STATED GOAL
Lift out each line of the data that holds "game".

>> START

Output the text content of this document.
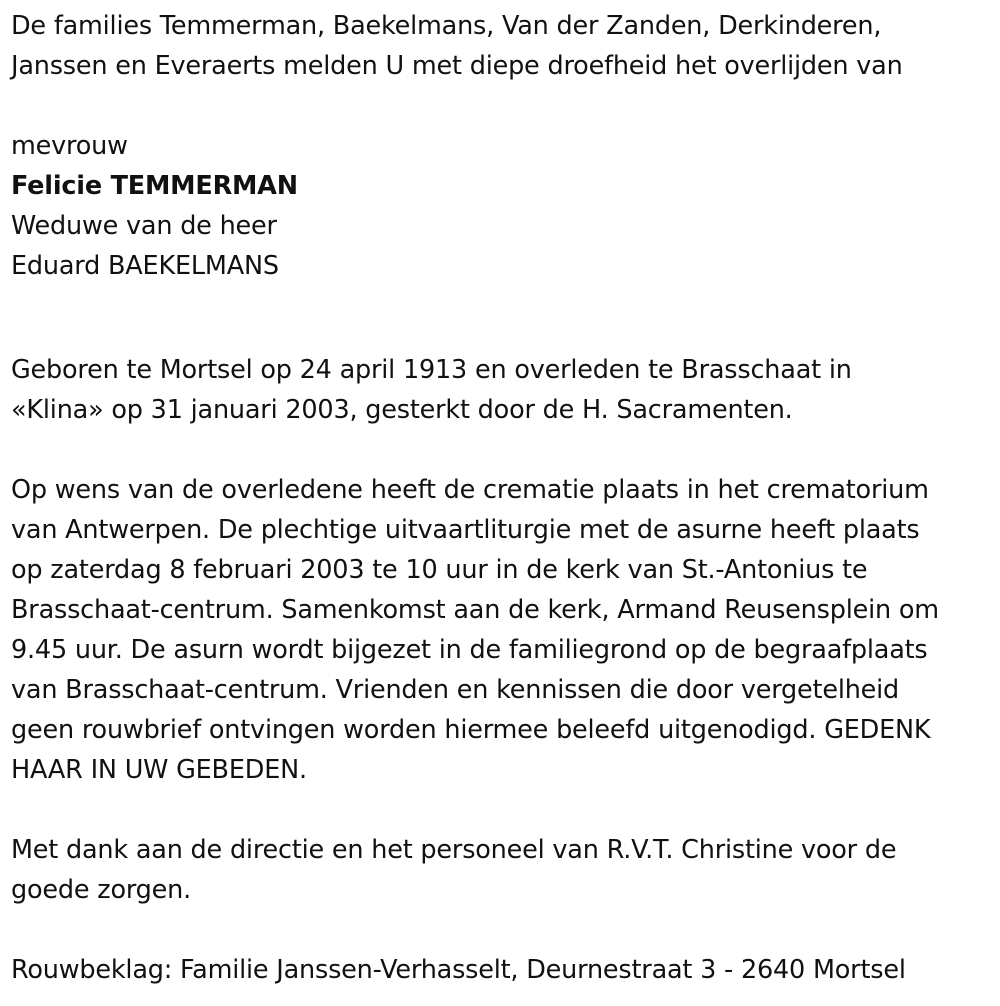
De families Temmerman, Baekelmans, Van der Zanden, Derkinderen,
Janssen en Everaerts melden U met diepe droefheid het overlijden van
mevrouw
Felicie TEMMERMAN
Weduwe van de heer
Eduard BAEKELMANS
Geboren te Mortsel op 24 april 1913 en overleden te Brasschaat in
«Klina» op 31 januari 2003, gesterkt door de H. Sacramenten.
Op wens van de overledene heeft de crematie plaats in het crematorium
van Antwerpen. De plechtige uitvaartliturgie met de asurne heeft plaats
op zaterdag 8 februari 2003 te 10 uur in de kerk van St.-Antonius te
Brasschaat-centrum. Samenkomst aan de kerk, Armand Reusensplein om
9.45 uur. De asurn wordt bijgezet in de familiegrond op de begraafplaats
van Brasschaat-centrum. Vrienden en kennissen die door vergetelheid
geen rouwbrief ontvingen worden hiermee beleefd uitgenodigd. GEDENK
HAAR IN UW GEBEDEN.
Met dank aan de directie en het personeel van R.V.T. Christine voor de
goede zorgen.
Rouwbeklag: Familie Janssen-Verhasselt, Deurnestraat 3 - 2640 Mortsel
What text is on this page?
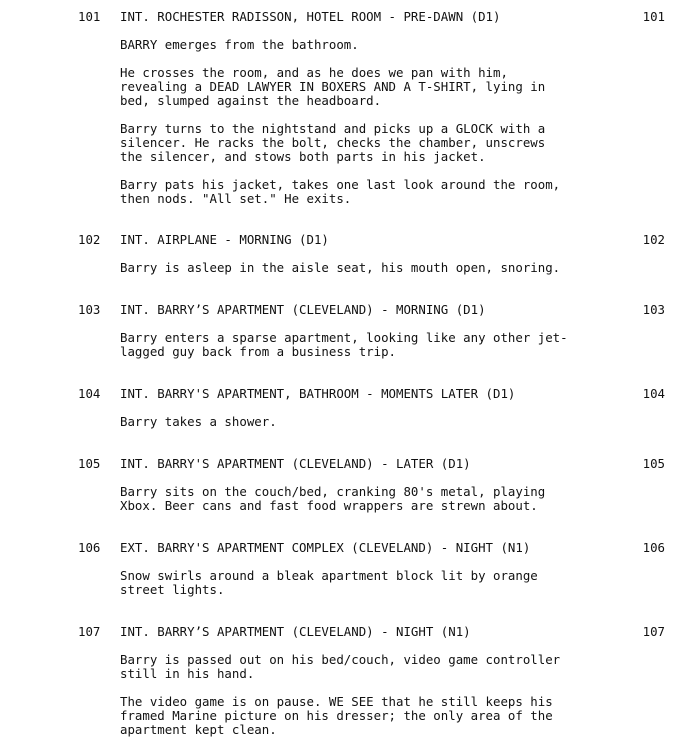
101 INT. ROCHESTER RADISSON, HOTEL ROOM - PRE-DAWN (D1)	101
BARRY emerges from the bathroom.
He crosses the room, and as he does we pan with him,
revealing a DEAD LAWYER IN BOXERS AND A T-SHIRT, lying in
bed, slumped against the headboard.
Barry turns to the nightstand and picks up a GLOCK with a
silencer. He racks the bolt, checks the chamber, unscrews
the silencer, and stows both parts in his jacket.
Barry pats his jacket, takes one last look around the room,
then nods. "All set." He exits.
102 INT. AIRPLANE - MORNING (D1)	102
Barry is asleep in the aisle seat, his mouth open, snoring.
103 INT. BARRY’S APARTMENT (CLEVELAND) - MORNING (D1)	103
Barry enters a sparse apartment, looking like any other jet-
lagged guy back from a business trip.
104 INT. BARRY'S APARTMENT, BATHROOM - MOMENTS LATER (D1)	104
Barry takes a shower.
105 INT. BARRY'S APARTMENT (CLEVELAND) - LATER (D1)	105
Barry sits on the couch/bed, cranking 80's metal, playing
Xbox. Beer cans and fast food wrappers are strewn about.
106 EXT. BARRY'S APARTMENT COMPLEX (CLEVELAND) - NIGHT (N1)	106
Snow swirls around a bleak apartment block lit by orange
street lights.
107 INT. BARRY’S APARTMENT (CLEVELAND) - NIGHT (N1)	107
Barry is passed out on his bed/couch, video game controller
still in his hand.
The video game is on pause. WE SEE that he still keeps his
framed Marine picture on his dresser; the only area of the
apartment kept clean.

>> END

RESPONSE TO THIS TASK
Barry is passed out on his bed/couch, video game controller
The video game is on pause. WE SEE that he still keeps his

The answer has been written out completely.